WORK REQUIRED | How many lines in these records hold the string "name"? State only that number.

--- BEGIN DATA FOR THIS TASK ---

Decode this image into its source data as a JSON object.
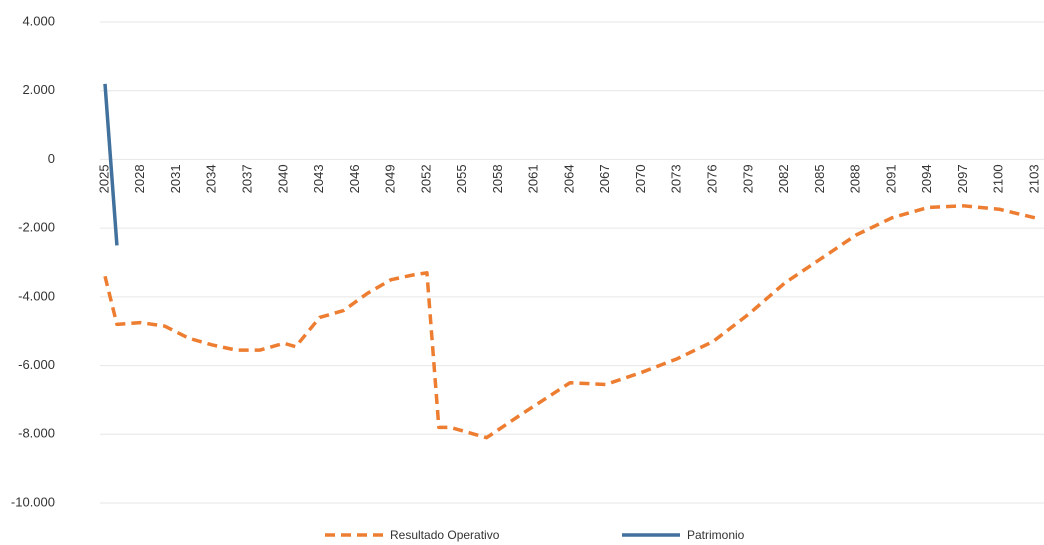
{
  "chart_data": {
    "type": "line",
    "series": [
      {
        "name": "Resultado Operativo",
        "color": "#ed7d31",
        "dashed": true,
        "x": [
          2025,
          2026,
          2028,
          2030,
          2032,
          2034,
          2036,
          2038,
          2040,
          2041,
          2043,
          2045,
          2047,
          2049,
          2051,
          2052,
          2053,
          2054,
          2056,
          2057,
          2060,
          2064,
          2067,
          2070,
          2073,
          2076,
          2079,
          2082,
          2085,
          2088,
          2091,
          2094,
          2097,
          2100,
          2103
        ],
        "values": [
          -3400,
          -4800,
          -4750,
          -4850,
          -5200,
          -5400,
          -5550,
          -5550,
          -5350,
          -5450,
          -4600,
          -4400,
          -3900,
          -3500,
          -3350,
          -3300,
          -7800,
          -7800,
          -8000,
          -8100,
          -7400,
          -6500,
          -6550,
          -6200,
          -5800,
          -5300,
          -4500,
          -3600,
          -2900,
          -2200,
          -1700,
          -1400,
          -1350,
          -1450,
          -1700
        ]
      },
      {
        "name": "Patrimonio",
        "color": "#41719c",
        "dashed": false,
        "x": [
          2025,
          2026
        ],
        "values": [
          2200,
          -2500
        ]
      }
    ],
    "xlim": [
      2025,
      2103
    ],
    "xticks": [
      2025,
      2028,
      2031,
      2034,
      2037,
      2040,
      2043,
      2046,
      2049,
      2052,
      2055,
      2058,
      2061,
      2064,
      2067,
      2070,
      2073,
      2076,
      2079,
      2082,
      2085,
      2088,
      2091,
      2094,
      2097,
      2100,
      2103
    ],
    "ylim": [
      -10000,
      4000
    ],
    "yticks": [
      {
        "value": -10000,
        "label": "-10.000"
      },
      {
        "value": -8000,
        "label": "-8.000"
      },
      {
        "value": -6000,
        "label": "-6.000"
      },
      {
        "value": -4000,
        "label": "-4.000"
      },
      {
        "value": -2000,
        "label": "-2.000"
      },
      0,
      {
        "value": 2000,
        "label": "2.000"
      },
      {
        "value": 4000,
        "label": "4.000"
      }
    ],
    "grid": true,
    "legend": "bottom"
  }
}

--- END DATA FOR THIS TASK ---

OUTPUT OF THE TASK | 2